══ EXTRACTED RECORDS

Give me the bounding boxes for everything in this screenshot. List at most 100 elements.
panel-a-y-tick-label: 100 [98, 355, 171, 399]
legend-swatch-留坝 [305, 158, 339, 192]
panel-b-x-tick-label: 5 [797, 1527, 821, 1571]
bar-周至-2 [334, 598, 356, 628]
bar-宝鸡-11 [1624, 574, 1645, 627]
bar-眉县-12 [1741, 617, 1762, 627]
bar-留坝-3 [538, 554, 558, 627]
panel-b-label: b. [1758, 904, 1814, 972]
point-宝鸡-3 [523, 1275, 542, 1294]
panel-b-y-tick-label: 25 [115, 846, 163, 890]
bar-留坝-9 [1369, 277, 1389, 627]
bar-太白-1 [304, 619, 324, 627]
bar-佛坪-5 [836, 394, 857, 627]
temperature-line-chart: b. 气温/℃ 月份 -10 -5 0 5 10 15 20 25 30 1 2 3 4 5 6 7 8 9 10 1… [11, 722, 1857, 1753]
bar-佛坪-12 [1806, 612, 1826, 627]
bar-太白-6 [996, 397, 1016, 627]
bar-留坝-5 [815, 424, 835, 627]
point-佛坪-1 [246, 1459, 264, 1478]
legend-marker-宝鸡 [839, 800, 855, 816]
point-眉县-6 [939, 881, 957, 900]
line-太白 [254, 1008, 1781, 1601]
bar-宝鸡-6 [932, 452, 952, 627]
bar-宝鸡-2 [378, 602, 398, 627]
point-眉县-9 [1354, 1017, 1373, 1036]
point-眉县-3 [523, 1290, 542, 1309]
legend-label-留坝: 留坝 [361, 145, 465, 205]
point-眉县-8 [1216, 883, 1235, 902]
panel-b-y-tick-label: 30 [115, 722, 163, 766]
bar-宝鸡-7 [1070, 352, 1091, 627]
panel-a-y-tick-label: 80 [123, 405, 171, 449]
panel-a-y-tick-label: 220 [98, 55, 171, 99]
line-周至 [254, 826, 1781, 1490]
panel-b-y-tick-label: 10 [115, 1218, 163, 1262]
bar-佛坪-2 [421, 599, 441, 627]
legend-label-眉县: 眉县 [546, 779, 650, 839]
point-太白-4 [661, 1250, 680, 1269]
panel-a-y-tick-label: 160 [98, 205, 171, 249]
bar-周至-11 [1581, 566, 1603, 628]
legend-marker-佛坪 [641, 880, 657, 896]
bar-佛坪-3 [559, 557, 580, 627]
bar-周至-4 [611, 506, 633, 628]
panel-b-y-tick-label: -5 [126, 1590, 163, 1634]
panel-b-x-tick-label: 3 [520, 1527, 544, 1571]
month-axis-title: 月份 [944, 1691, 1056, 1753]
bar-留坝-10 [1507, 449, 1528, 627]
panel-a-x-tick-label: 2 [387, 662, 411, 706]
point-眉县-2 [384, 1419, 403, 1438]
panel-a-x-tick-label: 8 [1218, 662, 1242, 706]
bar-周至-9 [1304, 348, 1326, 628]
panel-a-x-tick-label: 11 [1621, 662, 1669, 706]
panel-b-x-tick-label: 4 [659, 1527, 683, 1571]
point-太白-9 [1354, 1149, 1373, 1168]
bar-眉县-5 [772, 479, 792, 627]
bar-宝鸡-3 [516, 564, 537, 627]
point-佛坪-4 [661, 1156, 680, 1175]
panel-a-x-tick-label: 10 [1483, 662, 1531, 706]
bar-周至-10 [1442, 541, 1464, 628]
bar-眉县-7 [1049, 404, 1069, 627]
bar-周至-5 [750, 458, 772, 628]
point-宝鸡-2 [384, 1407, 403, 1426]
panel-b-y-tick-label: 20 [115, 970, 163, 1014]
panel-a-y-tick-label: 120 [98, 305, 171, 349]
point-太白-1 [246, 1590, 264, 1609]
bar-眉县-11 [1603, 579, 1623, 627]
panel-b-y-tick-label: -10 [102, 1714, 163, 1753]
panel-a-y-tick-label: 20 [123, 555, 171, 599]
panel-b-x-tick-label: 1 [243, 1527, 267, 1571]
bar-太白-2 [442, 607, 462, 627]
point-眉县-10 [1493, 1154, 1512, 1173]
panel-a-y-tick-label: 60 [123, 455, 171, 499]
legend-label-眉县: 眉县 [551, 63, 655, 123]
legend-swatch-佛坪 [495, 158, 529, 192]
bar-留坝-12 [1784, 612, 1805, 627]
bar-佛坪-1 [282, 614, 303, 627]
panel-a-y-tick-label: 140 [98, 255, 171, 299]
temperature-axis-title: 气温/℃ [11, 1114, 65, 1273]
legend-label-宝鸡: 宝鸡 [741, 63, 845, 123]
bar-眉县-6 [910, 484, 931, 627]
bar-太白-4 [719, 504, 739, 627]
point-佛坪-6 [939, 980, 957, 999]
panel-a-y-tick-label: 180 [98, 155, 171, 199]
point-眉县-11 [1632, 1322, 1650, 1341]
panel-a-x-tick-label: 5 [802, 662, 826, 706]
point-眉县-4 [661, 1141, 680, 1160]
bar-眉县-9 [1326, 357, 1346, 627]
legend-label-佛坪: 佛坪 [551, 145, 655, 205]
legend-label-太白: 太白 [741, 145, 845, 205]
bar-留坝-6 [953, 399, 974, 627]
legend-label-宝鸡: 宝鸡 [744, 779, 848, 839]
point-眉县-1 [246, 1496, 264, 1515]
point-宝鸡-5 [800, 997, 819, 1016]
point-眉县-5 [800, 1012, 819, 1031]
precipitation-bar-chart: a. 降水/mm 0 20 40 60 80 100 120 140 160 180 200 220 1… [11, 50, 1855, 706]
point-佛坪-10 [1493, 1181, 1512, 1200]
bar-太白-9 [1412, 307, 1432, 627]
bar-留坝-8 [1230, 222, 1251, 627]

════

• YOUR INSTRUCTIONS
Copy every line of the material above word for word, in the same order.

• SOLUTION FOR THIS PROBLEM
Give me the bounding boxes for everything in this screenshot. List at most 100 elements.
panel-a-y-tick-label: 100 [98, 355, 171, 399]
legend-swatch-留坝 [305, 158, 339, 192]
panel-b-x-tick-label: 5 [797, 1527, 821, 1571]
bar-周至-2 [334, 598, 356, 628]
bar-宝鸡-11 [1624, 574, 1645, 627]
bar-眉县-12 [1741, 617, 1762, 627]
bar-留坝-3 [538, 554, 558, 627]
panel-b-label: b. [1758, 904, 1814, 972]
point-宝鸡-3 [523, 1275, 542, 1294]
panel-b-y-tick-label: 25 [115, 846, 163, 890]
bar-留坝-9 [1369, 277, 1389, 627]
bar-太白-1 [304, 619, 324, 627]
bar-佛坪-5 [836, 394, 857, 627]
temperature-line-chart: b. 气温/℃ 月份 -10 -5 0 5 10 15 20 25 30 1 2 3 4 5 6 7 8 9 10 1… [11, 722, 1857, 1753]
bar-佛坪-12 [1806, 612, 1826, 627]
bar-太白-6 [996, 397, 1016, 627]
bar-留坝-5 [815, 424, 835, 627]
point-佛坪-1 [246, 1459, 264, 1478]
legend-marker-宝鸡 [839, 800, 855, 816]
point-眉县-6 [939, 881, 957, 900]
line-太白 [254, 1008, 1781, 1601]
bar-宝鸡-6 [932, 452, 952, 627]
bar-宝鸡-2 [378, 602, 398, 627]
point-眉县-9 [1354, 1017, 1373, 1036]
point-眉县-3 [523, 1290, 542, 1309]
legend-label-留坝: 留坝 [361, 145, 465, 205]
point-眉县-8 [1216, 883, 1235, 902]
panel-b-y-tick-label: 30 [115, 722, 163, 766]
bar-宝鸡-7 [1070, 352, 1091, 627]
panel-a-y-tick-label: 80 [123, 405, 171, 449]
panel-a-y-tick-label: 220 [98, 55, 171, 99]
line-周至 [254, 826, 1781, 1490]
panel-b-y-tick-label: 10 [115, 1218, 163, 1262]
bar-佛坪-2 [421, 599, 441, 627]
legend-label-眉县: 眉县 [546, 779, 650, 839]
point-太白-4 [661, 1250, 680, 1269]
panel-a-y-tick-label: 160 [98, 205, 171, 249]
bar-周至-11 [1581, 566, 1603, 628]
legend-marker-佛坪 [641, 880, 657, 896]
bar-佛坪-3 [559, 557, 580, 627]
bar-周至-4 [611, 506, 633, 628]
panel-b-y-tick-label: -5 [126, 1590, 163, 1634]
panel-b-x-tick-label: 3 [520, 1527, 544, 1571]
month-axis-title: 月份 [944, 1691, 1056, 1753]
bar-留坝-10 [1507, 449, 1528, 627]
panel-a-x-tick-label: 2 [387, 662, 411, 706]
point-眉县-2 [384, 1419, 403, 1438]
panel-a-x-tick-label: 8 [1218, 662, 1242, 706]
bar-周至-9 [1304, 348, 1326, 628]
panel-a-x-tick-label: 11 [1621, 662, 1669, 706]
panel-b-x-tick-label: 4 [659, 1527, 683, 1571]
point-太白-9 [1354, 1149, 1373, 1168]
bar-眉县-5 [772, 479, 792, 627]
bar-宝鸡-3 [516, 564, 537, 627]
point-佛坪-4 [661, 1156, 680, 1175]
panel-a-x-tick-label: 10 [1483, 662, 1531, 706]
bar-周至-10 [1442, 541, 1464, 628]
bar-眉县-7 [1049, 404, 1069, 627]
bar-周至-5 [750, 458, 772, 628]
point-宝鸡-2 [384, 1407, 403, 1426]
panel-b-y-tick-label: 20 [115, 970, 163, 1014]
panel-a-y-tick-label: 120 [98, 305, 171, 349]
point-太白-1 [246, 1590, 264, 1609]
bar-眉县-11 [1603, 579, 1623, 627]
panel-b-y-tick-label: -10 [102, 1714, 163, 1753]
panel-a-y-tick-label: 20 [123, 555, 171, 599]
panel-b-x-tick-label: 1 [243, 1527, 267, 1571]
bar-太白-2 [442, 607, 462, 627]
point-眉县-10 [1493, 1154, 1512, 1173]
panel-a-y-tick-label: 60 [123, 455, 171, 499]
legend-label-眉县: 眉县 [551, 63, 655, 123]
legend-swatch-佛坪 [495, 158, 529, 192]
bar-留坝-12 [1784, 612, 1805, 627]
bar-佛坪-1 [282, 614, 303, 627]
panel-a-y-tick-label: 140 [98, 255, 171, 299]
temperature-axis-title: 气温/℃ [11, 1114, 65, 1273]
legend-label-宝鸡: 宝鸡 [741, 63, 845, 123]
bar-眉县-6 [910, 484, 931, 627]
bar-太白-4 [719, 504, 739, 627]
point-佛坪-6 [939, 980, 957, 999]
panel-a-y-tick-label: 180 [98, 155, 171, 199]
point-眉县-11 [1632, 1322, 1650, 1341]
panel-a-x-tick-label: 5 [802, 662, 826, 706]
point-眉县-4 [661, 1141, 680, 1160]
bar-眉县-9 [1326, 357, 1346, 627]
legend-label-佛坪: 佛坪 [551, 145, 655, 205]
legend-label-太白: 太白 [741, 145, 845, 205]
bar-留坝-6 [953, 399, 974, 627]
legend-label-宝鸡: 宝鸡 [744, 779, 848, 839]
point-眉县-1 [246, 1496, 264, 1515]
point-宝鸡-5 [800, 997, 819, 1016]
point-眉县-5 [800, 1012, 819, 1031]
precipitation-bar-chart: a. 降水/mm 0 20 40 60 80 100 120 140 160 180 200 220 1… [11, 50, 1855, 706]
point-佛坪-10 [1493, 1181, 1512, 1200]
bar-太白-9 [1412, 307, 1432, 627]
bar-留坝-8 [1230, 222, 1251, 627]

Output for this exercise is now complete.